OBJECTIVE: Format every line of the records below as a JSON list of strings with one string per line, skipping any blank lines. Leave the pictures out of the list.

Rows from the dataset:
* start *
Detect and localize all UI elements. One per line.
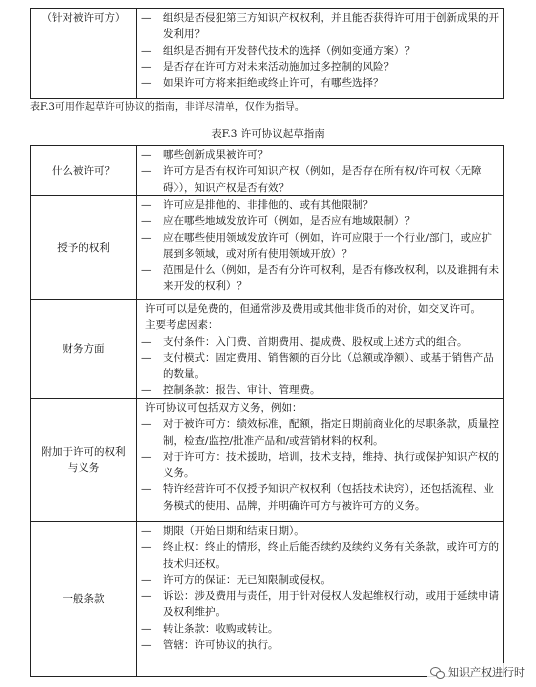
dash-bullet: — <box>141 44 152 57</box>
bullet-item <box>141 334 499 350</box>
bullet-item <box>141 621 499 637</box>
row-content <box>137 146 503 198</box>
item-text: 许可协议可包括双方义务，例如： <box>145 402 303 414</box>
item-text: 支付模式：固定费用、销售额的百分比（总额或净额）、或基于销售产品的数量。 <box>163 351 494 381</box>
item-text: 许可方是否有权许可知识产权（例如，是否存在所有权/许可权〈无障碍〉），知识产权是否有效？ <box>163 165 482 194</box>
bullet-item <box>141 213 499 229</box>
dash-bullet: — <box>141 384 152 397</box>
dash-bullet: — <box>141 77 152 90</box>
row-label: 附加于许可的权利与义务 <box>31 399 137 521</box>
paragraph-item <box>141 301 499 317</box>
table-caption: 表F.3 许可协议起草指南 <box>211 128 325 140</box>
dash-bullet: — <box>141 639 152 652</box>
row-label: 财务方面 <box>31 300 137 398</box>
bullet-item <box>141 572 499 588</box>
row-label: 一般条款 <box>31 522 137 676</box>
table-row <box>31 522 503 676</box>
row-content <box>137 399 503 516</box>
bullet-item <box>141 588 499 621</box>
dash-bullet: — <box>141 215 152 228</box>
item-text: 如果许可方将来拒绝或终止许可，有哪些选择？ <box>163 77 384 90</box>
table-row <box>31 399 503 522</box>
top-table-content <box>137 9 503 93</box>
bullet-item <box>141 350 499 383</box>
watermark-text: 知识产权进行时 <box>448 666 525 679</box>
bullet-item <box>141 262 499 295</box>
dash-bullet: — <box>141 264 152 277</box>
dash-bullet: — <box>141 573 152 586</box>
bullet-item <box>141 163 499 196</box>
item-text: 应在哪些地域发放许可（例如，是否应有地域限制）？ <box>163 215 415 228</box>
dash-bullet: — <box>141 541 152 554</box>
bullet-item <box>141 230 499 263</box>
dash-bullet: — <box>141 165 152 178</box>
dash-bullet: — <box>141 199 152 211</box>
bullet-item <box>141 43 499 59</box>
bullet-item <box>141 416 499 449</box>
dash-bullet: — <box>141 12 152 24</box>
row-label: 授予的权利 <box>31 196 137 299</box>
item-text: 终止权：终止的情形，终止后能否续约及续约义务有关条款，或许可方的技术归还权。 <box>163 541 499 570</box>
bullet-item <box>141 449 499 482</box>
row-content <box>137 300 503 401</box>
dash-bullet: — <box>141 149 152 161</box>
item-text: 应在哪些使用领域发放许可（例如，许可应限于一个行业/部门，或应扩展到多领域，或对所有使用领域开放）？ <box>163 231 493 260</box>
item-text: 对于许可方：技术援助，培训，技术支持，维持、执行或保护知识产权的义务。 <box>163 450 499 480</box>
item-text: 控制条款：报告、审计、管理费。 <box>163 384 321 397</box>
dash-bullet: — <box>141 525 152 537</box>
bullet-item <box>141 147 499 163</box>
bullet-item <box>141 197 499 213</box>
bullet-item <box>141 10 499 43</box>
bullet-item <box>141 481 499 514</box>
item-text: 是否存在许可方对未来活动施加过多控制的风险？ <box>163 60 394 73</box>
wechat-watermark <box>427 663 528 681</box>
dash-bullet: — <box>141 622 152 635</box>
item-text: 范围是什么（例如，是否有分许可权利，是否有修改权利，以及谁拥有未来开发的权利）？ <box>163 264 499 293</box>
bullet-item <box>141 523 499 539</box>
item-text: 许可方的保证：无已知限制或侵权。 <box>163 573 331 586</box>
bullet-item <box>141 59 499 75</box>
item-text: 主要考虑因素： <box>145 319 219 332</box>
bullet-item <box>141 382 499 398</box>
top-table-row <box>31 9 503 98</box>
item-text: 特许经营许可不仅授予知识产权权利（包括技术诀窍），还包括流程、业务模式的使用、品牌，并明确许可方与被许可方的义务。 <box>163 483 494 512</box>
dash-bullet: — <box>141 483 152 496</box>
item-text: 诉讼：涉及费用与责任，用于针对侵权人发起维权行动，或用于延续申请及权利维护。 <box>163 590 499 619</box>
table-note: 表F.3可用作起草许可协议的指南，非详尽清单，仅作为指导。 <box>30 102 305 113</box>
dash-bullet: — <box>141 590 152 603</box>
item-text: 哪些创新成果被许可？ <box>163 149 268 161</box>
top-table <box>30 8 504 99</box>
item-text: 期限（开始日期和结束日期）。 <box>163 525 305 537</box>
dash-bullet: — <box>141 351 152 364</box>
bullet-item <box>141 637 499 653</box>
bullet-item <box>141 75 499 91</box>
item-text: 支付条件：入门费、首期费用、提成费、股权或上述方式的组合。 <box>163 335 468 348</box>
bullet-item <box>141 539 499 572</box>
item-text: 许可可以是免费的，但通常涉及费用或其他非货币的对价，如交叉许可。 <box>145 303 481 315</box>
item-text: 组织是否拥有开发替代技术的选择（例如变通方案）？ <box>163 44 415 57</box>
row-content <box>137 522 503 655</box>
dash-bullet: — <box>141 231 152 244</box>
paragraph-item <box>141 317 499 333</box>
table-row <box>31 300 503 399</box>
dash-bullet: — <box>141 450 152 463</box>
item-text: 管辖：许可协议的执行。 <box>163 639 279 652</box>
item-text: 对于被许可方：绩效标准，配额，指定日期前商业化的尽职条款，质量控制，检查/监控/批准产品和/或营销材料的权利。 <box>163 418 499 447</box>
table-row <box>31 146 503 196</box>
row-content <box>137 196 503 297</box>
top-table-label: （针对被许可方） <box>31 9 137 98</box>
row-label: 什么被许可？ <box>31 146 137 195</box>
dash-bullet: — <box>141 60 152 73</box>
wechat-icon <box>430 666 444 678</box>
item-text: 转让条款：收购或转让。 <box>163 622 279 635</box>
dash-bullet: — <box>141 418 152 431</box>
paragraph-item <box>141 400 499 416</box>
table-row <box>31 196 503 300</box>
* end *
EXERCISE SOLUTION:
[
  "Detect and localize all UI elements. One per line.",
  "dash-bullet: — <box>141 44 152 57</box>",
  "bullet-item <box>141 334 499 350</box>",
  "bullet-item <box>141 621 499 637</box>",
  "row-content <box>137 146 503 198</box>",
  "item-text: 许可协议可包括双方义务，例如： <box>145 402 303 414</box>",
  "item-text: 支付模式：固定费用、销售额的百分比（总额或净额）、或基于销售产品的数量。 <box>163 351 494 381</box>",
  "item-text: 许可方是否有权许可知识产权（例如，是否存在所有权/许可权〈无障碍〉），知识产权是否有效？ <box>163 165 482 194</box>",
  "bullet-item <box>141 213 499 229</box>",
  "dash-bullet: — <box>141 384 152 397</box>",
  "dash-bullet: — <box>141 77 152 90</box>",
  "row-label: 附加于许可的权利与义务 <box>31 399 137 521</box>",
  "paragraph-item <box>141 301 499 317</box>",
  "table-caption: 表F.3 许可协议起草指南 <box>211 128 325 140</box>",
  "dash-bullet: — <box>141 639 152 652</box>",
  "row-label: 财务方面 <box>31 300 137 398</box>",
  "bullet-item <box>141 572 499 588</box>",
  "row-label: 一般条款 <box>31 522 137 676</box>",
  "table-row <box>31 522 503 676</box>",
  "row-content <box>137 399 503 516</box>",
  "bullet-item <box>141 588 499 621</box>",
  "dash-bullet: — <box>141 215 152 228</box>",
  "item-text: 如果许可方将来拒绝或终止许可，有哪些选择？ <box>163 77 384 90</box>",
  "table-row <box>31 399 503 522</box>",
  "top-table-content <box>137 9 503 93</box>",
  "bullet-item <box>141 350 499 383</box>",
  "watermark-text: 知识产权进行时 <box>448 666 525 679</box>",
  "bullet-item <box>141 262 499 295</box>",
  "dash-bullet: — <box>141 264 152 277</box>",
  "dash-bullet: — <box>141 573 152 586</box>",
  "bullet-item <box>141 163 499 196</box>",
  "item-text: 应在哪些地域发放许可（例如，是否应有地域限制）？ <box>163 215 415 228</box>",
  "dash-bullet: — <box>141 541 152 554</box>",
  "bullet-item <box>141 230 499 263</box>",
  "dash-bullet: — <box>141 165 152 178</box>",
  "dash-bullet: — <box>141 199 152 211</box>",
  "bullet-item <box>141 43 499 59</box>",
  "bullet-item <box>141 416 499 449</box>",
  "dash-bullet: — <box>141 12 152 24</box>",
  "row-label: 授予的权利 <box>31 196 137 299</box>",
  "item-text: 终止权：终止的情形，终止后能否续约及续约义务有关条款，或许可方的技术归还权。 <box>163 541 499 570</box>",
  "bullet-item <box>141 449 499 482</box>",
  "row-content <box>137 300 503 401</box>",
  "dash-bullet: — <box>141 149 152 161</box>",
  "item-text: 应在哪些使用领域发放许可（例如，许可应限于一个行业/部门，或应扩展到多领域，或对所有使用领域开放）？ <box>163 231 493 260</box>",
  "item-text: 对于许可方：技术援助，培训，技术支持，维持、执行或保护知识产权的义务。 <box>163 450 499 480</box>",
  "item-text: 控制条款：报告、审计、管理费。 <box>163 384 321 397</box>",
  "dash-bullet: — <box>141 525 152 537</box>",
  "bullet-item <box>141 147 499 163</box>",
  "bullet-item <box>141 197 499 213</box>",
  "bullet-item <box>141 10 499 43</box>",
  "bullet-item <box>141 481 499 514</box>",
  "item-text: 是否存在许可方对未来活动施加过多控制的风险？ <box>163 60 394 73</box>",
  "wechat-watermark <box>427 663 528 681</box>",
  "dash-bullet: — <box>141 622 152 635</box>",
  "item-text: 范围是什么（例如，是否有分许可权利，是否有修改权利，以及谁拥有未来开发的权利）？ <box>163 264 499 293</box>",
  "bullet-item <box>141 523 499 539</box>",
  "item-text: 许可方的保证：无已知限制或侵权。 <box>163 573 331 586</box>",
  "bullet-item <box>141 59 499 75</box>",
  "item-text: 主要考虑因素： <box>145 319 219 332</box>",
  "bullet-item <box>141 382 499 398</box>",
  "top-table-row <box>31 9 503 98</box>",
  "item-text: 特许经营许可不仅授予知识产权权利（包括技术诀窍），还包括流程、业务模式的使用、品牌，并明确许可方与被许可方的义务。 <box>163 483 494 512</box>",
  "dash-bullet: — <box>141 483 152 496</box>",
  "item-text: 诉讼：涉及费用与责任，用于针对侵权人发起维权行动，或用于延续申请及权利维护。 <box>163 590 499 619</box>",
  "table-note: 表F.3可用作起草许可协议的指南，非详尽清单，仅作为指导。 <box>30 102 305 113</box>",
  "dash-bullet: — <box>141 590 152 603</box>",
  "item-text: 哪些创新成果被许可？ <box>163 149 268 161</box>",
  "top-table <box>30 8 504 99</box>",
  "item-text: 期限（开始日期和结束日期）。 <box>163 525 305 537</box>",
  "dash-bullet: — <box>141 351 152 364</box>",
  "bullet-item <box>141 637 499 653</box>",
  "bullet-item <box>141 75 499 91</box>",
  "item-text: 支付条件：入门费、首期费用、提成费、股权或上述方式的组合。 <box>163 335 468 348</box>",
  "bullet-item <box>141 539 499 572</box>",
  "item-text: 许可可以是免费的，但通常涉及费用或其他非货币的对价，如交叉许可。 <box>145 303 481 315</box>",
  "item-text: 组织是否拥有开发替代技术的选择（例如变通方案）？ <box>163 44 415 57</box>",
  "row-content <box>137 522 503 655</box>",
  "dash-bullet: — <box>141 231 152 244</box>",
  "paragraph-item <box>141 317 499 333</box>",
  "table-row <box>31 300 503 399</box>",
  "dash-bullet: — <box>141 450 152 463</box>",
  "item-text: 管辖：许可协议的执行。 <box>163 639 279 652</box>",
  "item-text: 对于被许可方：绩效标准，配额，指定日期前商业化的尽职条款，质量控制，检查/监控/批准产品和/或营销材料的权利。 <box>163 418 499 447</box>",
  "table-row <box>31 146 503 196</box>",
  "row-content <box>137 196 503 297</box>",
  "top-table-label: （针对被许可方） <box>31 9 137 98</box>",
  "row-label: 什么被许可？ <box>31 146 137 195</box>",
  "dash-bullet: — <box>141 60 152 73</box>",
  "wechat-icon <box>430 666 444 678</box>",
  "item-text: 转让条款：收购或转让。 <box>163 622 279 635</box>",
  "dash-bullet: — <box>141 418 152 431</box>",
  "paragraph-item <box>141 400 499 416</box>",
  "table-row <box>31 196 503 300</box>"
]